Comb the records below for the string "由海事管理机构给予警告" and copy each line where it turns up.

• _Raw records_
________________________________________

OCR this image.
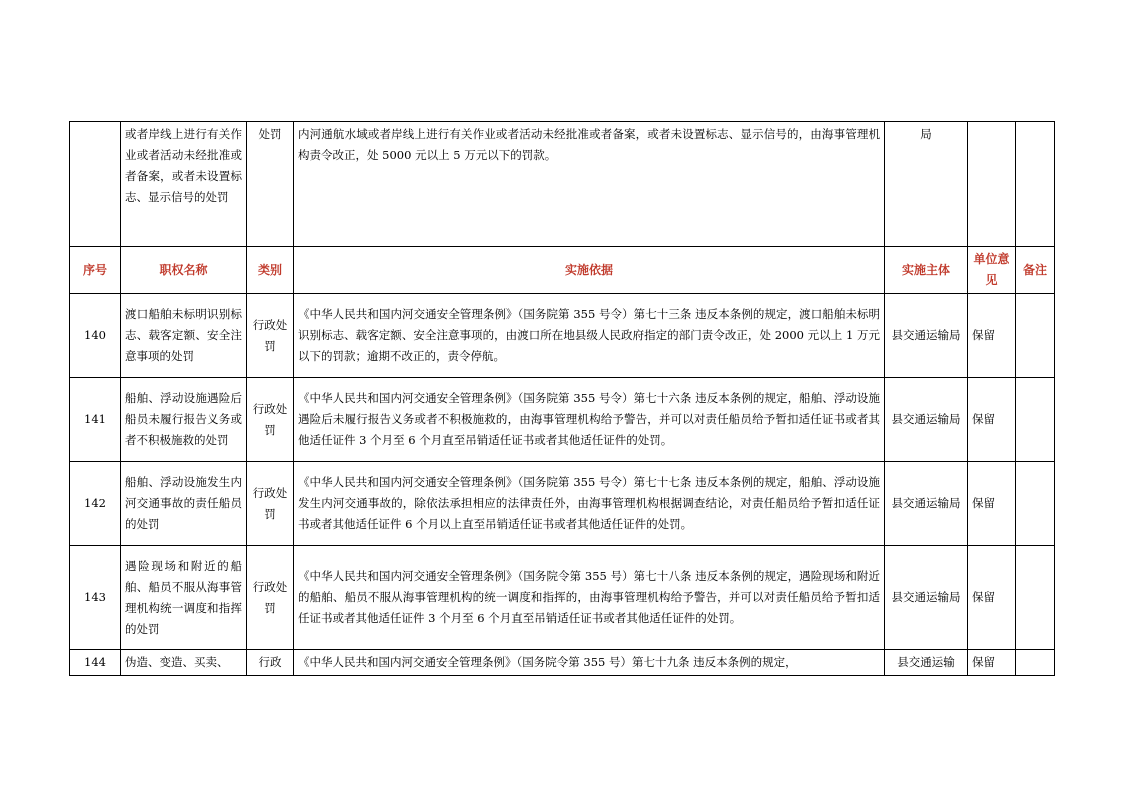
	或者岸线上进行有关作业或者活动未经批准或者备案，或者未设置标志、显示信号的处罚	处罚	内河通航水域或者岸线上进行有关作业或者活动未经批准或者备案，或者未设置标志、显示信号的，由海事管理机构责令改正，处 5000 元以上 5 万元以下的罚款。	局		
序号	职权名称	类别	实施依据	实施主体	单位意见	备注
140	渡口船舶未标明识别标志、载客定额、安全注意事项的处罚	行政处罚	《中华人民共和国内河交通安全管理条例》（国务院第 355 号令）第七十三条 违反本条例的规定，渡口船舶未标明识别标志、载客定额、安全注意事项的，由渡口所在地县级人民政府指定的部门责令改正，处 2000 元以上 1 万元以下的罚款；逾期不改正的，责令停航。	县交通运输局	保留	
141	船舶、浮动设施遇险后船员未履行报告义务或者不积极施救的处罚	行政处罚	《中华人民共和国内河交通安全管理条例》（国务院第 355 号令）第七十六条 违反本条例的规定，船舶、浮动设施遇险后未履行报告义务或者不积极施救的，由海事管理机构给予警告，并可以对责任船员给予暂扣适任证书或者其他适任证件 3 个月至 6 个月直至吊销适任证书或者其他适任证件的处罚。	县交通运输局	保留	
142	船舶、浮动设施发生内河交通事故的责任船员的处罚	行政处罚	《中华人民共和国内河交通安全管理条例》（国务院第 355 号令）第七十七条 违反本条例的规定，船舶、浮动设施发生内河交通事故的，除依法承担相应的法律责任外，由海事管理机构根据调查结论，对责任船员给予暂扣适任证书或者其他适任证件 6 个月以上直至吊销适任证书或者其他适任证件的处罚。	县交通运输局	保留	
143	遇险现场和附近的船舶、船员不服从海事管理机构统一调度和指挥的处罚	行政处罚	《中华人民共和国内河交通安全管理条例》（国务院令第 355 号）第七十八条 违反本条例的规定，遇险现场和附近的船舶、船员不服从海事管理机构的统一调度和指挥的，由海事管理机构给予警告，并可以对责任船员给予暂扣适任证书或者其他适任证件 3 个月至 6 个月直至吊销适任证书或者其他适任证件的处罚。	县交通运输局	保留	
144	伪造、变造、买卖、	行政	《中华人民共和国内河交通安全管理条例》（国务院令第 355 号）第七十九条 违反本条例的规定，	县交通运输	保留	
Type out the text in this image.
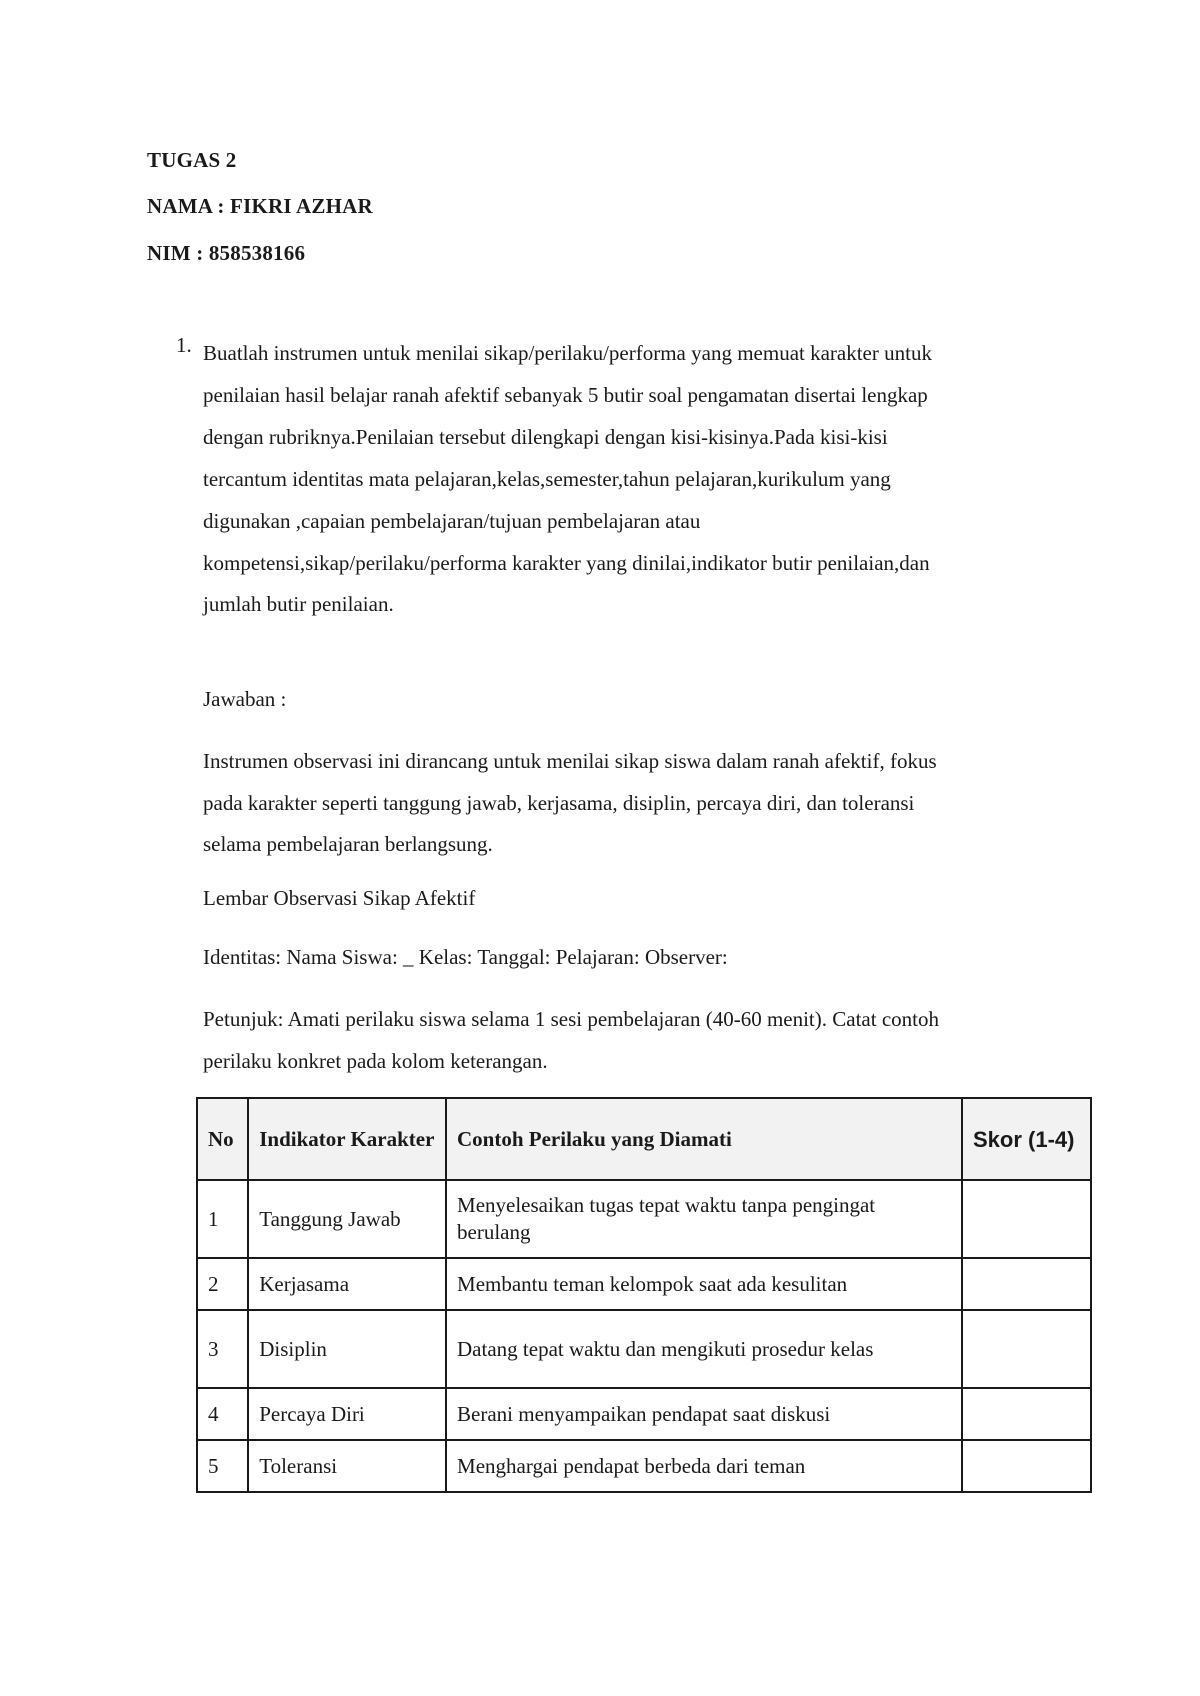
TUGAS 2
NAMA : FIKRI AZHAR
NIM : 858538166
1. Buatlah instrumen untuk menilai sikap/perilaku/performa yang memuat karakter untuk
penilaian hasil belajar ranah afektif sebanyak 5 butir soal pengamatan disertai lengkap
dengan rubriknya.Penilaian tersebut dilengkapi dengan kisi-kisinya.Pada kisi-kisi
tercantum identitas mata pelajaran,kelas,semester,tahun pelajaran,kurikulum yang
digunakan ,capaian pembelajaran/tujuan pembelajaran atau
kompetensi,sikap/perilaku/performa karakter yang dinilai,indikator butir penilaian,dan
jumlah butir penilaian.
Jawaban :
Instrumen observasi ini dirancang untuk menilai sikap siswa dalam ranah afektif, fokus
pada karakter seperti tanggung jawab, kerjasama, disiplin, percaya diri, dan toleransi
selama pembelajaran berlangsung.
Lembar Observasi Sikap Afektif
Identitas: Nama Siswa: _ Kelas: Tanggal: Pelajaran: Observer:
Petunjuk: Amati perilaku siswa selama 1 sesi pembelajaran (40-60 menit). Catat contoh
perilaku konkret pada kolom keterangan.
No	Indikator Karakter	Contoh Perilaku yang Diamati	Skor (1-4)
1	Tanggung Jawab	Menyelesaikan tugas tepat waktu tanpa pengingat berulang	
2	Kerjasama	Membantu teman kelompok saat ada kesulitan	
3	Disiplin	Datang tepat waktu dan mengikuti prosedur kelas	
4	Percaya Diri	Berani menyampaikan pendapat saat diskusi	
5	Toleransi	Menghargai pendapat berbeda dari teman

________________________________________

• _Answer to this task_
141	船舶、浮动设施遇险后船员未履行报告义务或者不积极施救的处罚	行政处罚	《中华人民共和国内河交通安全管理条例》（国务院第 355 号令）第七十六条 违反本条例的规定，船舶、浮动设施遇险后未履行报告义务或者不积极施救的，由海事管理机构给予警告，并可以对责任船员给予暂扣适任证书或者其他适任证件 3 个月至 6 个月直至吊销适任证书或者其他适任证件的处罚。	县交通运输局	保留	
143	遇险现场和附近的船舶、船员不服从海事管理机构统一调度和指挥的处罚	行政处罚	《中华人民共和国内河交通安全管理条例》（国务院令第 355 号）第七十八条 违反本条例的规定，遇险现场和附近的船舶、船员不服从海事管理机构的统一调度和指挥的，由海事管理机构给予警告，并可以对责任船员给予暂扣适任证书或者其他适任证件 3 个月至 6 个月直至吊销适任证书或者其他适任证件的处罚。	县交通运输局	保留	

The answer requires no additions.